## [Stated goal]
Of all the lines in the material, how many include the word "городской"? Give only the number.

Extracted data entries
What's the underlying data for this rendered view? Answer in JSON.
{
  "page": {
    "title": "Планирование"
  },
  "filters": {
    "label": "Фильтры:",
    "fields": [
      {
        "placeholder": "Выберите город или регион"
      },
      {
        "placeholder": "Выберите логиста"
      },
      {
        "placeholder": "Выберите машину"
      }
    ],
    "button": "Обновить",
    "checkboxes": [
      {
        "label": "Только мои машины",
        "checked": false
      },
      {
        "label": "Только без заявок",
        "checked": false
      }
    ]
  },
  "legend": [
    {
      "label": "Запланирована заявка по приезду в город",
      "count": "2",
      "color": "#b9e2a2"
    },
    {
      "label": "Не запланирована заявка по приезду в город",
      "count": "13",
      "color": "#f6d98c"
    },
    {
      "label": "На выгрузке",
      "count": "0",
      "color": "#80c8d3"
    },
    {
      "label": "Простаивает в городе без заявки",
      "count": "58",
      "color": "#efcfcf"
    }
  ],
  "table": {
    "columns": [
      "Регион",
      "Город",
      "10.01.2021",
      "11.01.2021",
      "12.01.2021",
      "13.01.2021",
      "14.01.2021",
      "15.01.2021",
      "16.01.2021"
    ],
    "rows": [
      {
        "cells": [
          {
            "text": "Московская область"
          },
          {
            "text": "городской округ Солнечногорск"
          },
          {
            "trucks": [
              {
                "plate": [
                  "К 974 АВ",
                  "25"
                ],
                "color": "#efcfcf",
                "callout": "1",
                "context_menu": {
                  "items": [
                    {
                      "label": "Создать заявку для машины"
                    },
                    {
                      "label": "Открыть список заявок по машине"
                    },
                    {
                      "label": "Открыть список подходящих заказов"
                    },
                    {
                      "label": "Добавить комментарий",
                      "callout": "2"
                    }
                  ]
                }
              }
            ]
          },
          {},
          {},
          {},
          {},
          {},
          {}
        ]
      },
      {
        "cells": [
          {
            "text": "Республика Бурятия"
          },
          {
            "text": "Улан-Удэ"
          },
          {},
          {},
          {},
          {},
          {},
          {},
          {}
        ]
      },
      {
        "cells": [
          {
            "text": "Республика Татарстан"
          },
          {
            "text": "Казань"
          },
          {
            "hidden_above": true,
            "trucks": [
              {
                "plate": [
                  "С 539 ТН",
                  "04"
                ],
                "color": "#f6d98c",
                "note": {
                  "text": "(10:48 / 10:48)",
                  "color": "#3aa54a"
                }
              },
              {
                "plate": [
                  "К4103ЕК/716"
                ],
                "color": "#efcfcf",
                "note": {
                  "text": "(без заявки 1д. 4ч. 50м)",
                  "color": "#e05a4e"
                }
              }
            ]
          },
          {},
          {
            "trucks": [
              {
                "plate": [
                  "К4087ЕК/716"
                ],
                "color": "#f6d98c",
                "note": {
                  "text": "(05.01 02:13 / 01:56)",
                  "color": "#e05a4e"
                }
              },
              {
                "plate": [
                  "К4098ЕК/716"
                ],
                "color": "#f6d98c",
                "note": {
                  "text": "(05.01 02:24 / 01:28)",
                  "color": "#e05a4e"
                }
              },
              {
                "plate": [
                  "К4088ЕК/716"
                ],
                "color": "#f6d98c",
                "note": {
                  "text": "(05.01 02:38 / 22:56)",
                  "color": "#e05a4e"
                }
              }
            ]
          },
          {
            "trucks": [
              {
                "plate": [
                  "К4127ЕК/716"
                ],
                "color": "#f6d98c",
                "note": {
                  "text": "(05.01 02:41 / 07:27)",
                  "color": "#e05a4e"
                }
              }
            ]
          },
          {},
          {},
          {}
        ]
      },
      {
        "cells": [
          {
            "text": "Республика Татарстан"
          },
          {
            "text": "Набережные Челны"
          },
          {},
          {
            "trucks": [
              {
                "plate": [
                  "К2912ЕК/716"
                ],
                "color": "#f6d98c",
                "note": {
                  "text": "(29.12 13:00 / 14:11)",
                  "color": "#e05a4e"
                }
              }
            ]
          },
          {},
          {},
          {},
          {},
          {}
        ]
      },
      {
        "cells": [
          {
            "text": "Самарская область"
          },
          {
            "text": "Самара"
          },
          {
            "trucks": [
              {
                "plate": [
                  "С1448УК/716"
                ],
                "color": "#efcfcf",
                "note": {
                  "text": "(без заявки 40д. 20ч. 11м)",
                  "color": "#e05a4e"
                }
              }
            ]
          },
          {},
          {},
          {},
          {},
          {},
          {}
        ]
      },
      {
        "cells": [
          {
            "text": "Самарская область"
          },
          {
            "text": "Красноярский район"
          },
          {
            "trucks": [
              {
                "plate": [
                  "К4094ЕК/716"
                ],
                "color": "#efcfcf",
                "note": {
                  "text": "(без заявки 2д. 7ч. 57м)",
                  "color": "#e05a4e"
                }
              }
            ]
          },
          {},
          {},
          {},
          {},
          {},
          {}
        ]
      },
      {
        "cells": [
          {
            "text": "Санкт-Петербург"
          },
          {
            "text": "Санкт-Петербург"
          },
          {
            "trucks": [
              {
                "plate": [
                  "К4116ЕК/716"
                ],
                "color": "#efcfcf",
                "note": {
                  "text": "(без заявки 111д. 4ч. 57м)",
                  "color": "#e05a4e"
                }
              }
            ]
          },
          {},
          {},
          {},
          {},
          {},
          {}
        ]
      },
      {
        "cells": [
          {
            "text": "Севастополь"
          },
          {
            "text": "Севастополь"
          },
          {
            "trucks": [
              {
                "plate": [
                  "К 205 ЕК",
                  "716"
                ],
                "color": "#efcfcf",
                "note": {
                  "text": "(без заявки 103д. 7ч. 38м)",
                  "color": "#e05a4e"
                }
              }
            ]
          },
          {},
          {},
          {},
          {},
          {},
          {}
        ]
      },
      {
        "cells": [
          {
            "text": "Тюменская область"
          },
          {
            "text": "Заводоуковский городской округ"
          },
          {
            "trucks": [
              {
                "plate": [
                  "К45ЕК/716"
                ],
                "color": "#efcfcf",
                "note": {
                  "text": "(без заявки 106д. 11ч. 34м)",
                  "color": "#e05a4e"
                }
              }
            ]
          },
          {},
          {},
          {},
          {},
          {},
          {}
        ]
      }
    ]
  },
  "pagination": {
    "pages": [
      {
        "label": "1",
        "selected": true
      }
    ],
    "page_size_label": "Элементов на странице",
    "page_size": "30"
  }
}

## [Response to this task]
2